*The problem*.
In the data that follows, count each line holding the string "tidak"; answer with the number only.

···

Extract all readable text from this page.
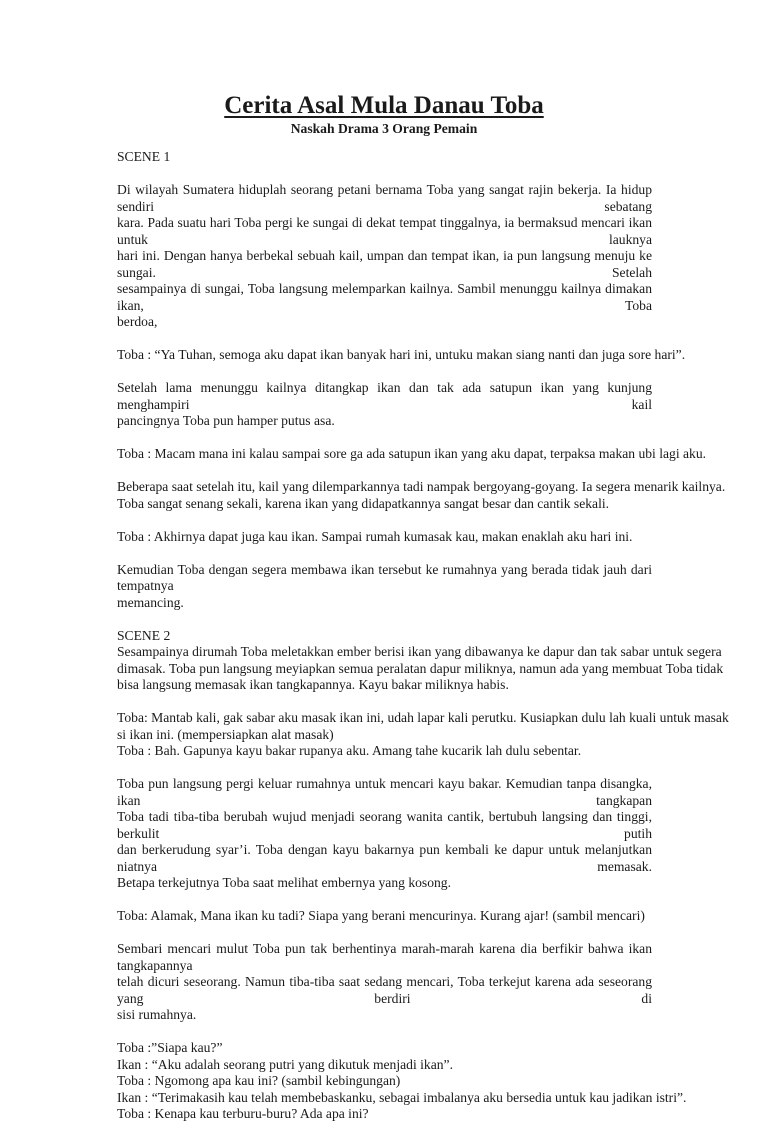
Cerita Asal Mula Danau Toba
Naskah Drama 3 Orang Pemain
SCENE 1
Di wilayah Sumatera hiduplah seorang petani bernama Toba yang sangat rajin bekerja. Ia hidup sendiri sebatang
kara. Pada suatu hari Toba pergi ke sungai di dekat tempat tinggalnya, ia bermaksud mencari ikan untuk lauknya
hari ini. Dengan hanya berbekal sebuah kail, umpan dan tempat ikan, ia pun langsung menuju ke sungai. Setelah
sesampainya di sungai, Toba langsung melemparkan kailnya. Sambil menunggu kailnya dimakan ikan, Toba
berdoa,
Toba : “Ya Tuhan, semoga aku dapat ikan banyak hari ini, untuku makan siang nanti dan juga sore hari”.
Setelah lama menunggu kailnya ditangkap ikan dan tak ada satupun ikan yang kunjung menghampiri kail
pancingnya Toba pun hamper putus asa.
Toba : Macam mana ini kalau sampai sore ga ada satupun ikan yang aku dapat, terpaksa makan ubi lagi aku.
Beberapa saat setelah itu, kail yang dilemparkannya tadi nampak bergoyang-goyang. Ia segera menarik kailnya.
Toba sangat senang sekali, karena ikan yang didapatkannya sangat besar dan cantik sekali.
Toba : Akhirnya dapat juga kau ikan. Sampai rumah kumasak kau, makan enaklah aku hari ini.
Kemudian Toba dengan segera membawa ikan tersebut ke rumahnya yang berada tidak jauh dari tempatnya
memancing.
SCENE 2
Sesampainya dirumah Toba meletakkan ember berisi ikan yang dibawanya ke dapur dan tak sabar untuk segera
dimasak. Toba pun langsung meyiapkan semua peralatan dapur miliknya, namun ada yang membuat Toba tidak
bisa langsung memasak ikan tangkapannya. Kayu bakar miliknya habis.
Toba: Mantab kali, gak sabar aku masak ikan ini, udah lapar kali perutku. Kusiapkan dulu lah kuali untuk masak
si ikan ini. (mempersiapkan alat masak)
Toba : Bah. Gapunya kayu bakar rupanya aku. Amang tahe kucarik lah dulu sebentar.
Toba pun langsung pergi keluar rumahnya untuk mencari kayu bakar. Kemudian tanpa disangka, ikan tangkapan
Toba tadi tiba-tiba berubah wujud menjadi seorang wanita cantik, bertubuh langsing dan tinggi, berkulit putih
dan berkerudung syar’i. Toba dengan kayu bakarnya pun kembali ke dapur untuk melanjutkan niatnya memasak.
Betapa terkejutnya Toba saat melihat embernya yang kosong.
Toba: Alamak, Mana ikan ku tadi? Siapa yang berani mencurinya. Kurang ajar! (sambil mencari)
Sembari mencari mulut Toba pun tak berhentinya marah-marah karena dia berfikir bahwa ikan tangkapannya
telah dicuri seseorang. Namun tiba-tiba saat sedang mencari, Toba terkejut karena ada seseorang yang berdiri di
sisi rumahnya.
Toba :”Siapa kau?”
Ikan : “Aku adalah seorang putri yang dikutuk menjadi ikan”.
Toba : Ngomong apa kau ini? (sambil kebingungan)
Ikan : “Terimakasih kau telah membebaskanku, sebagai imbalanya aku bersedia untuk kau jadikan istri”.
Toba : Kenapa kau terburu-buru? Ada apa ini?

···

*Response to this exercise*.
2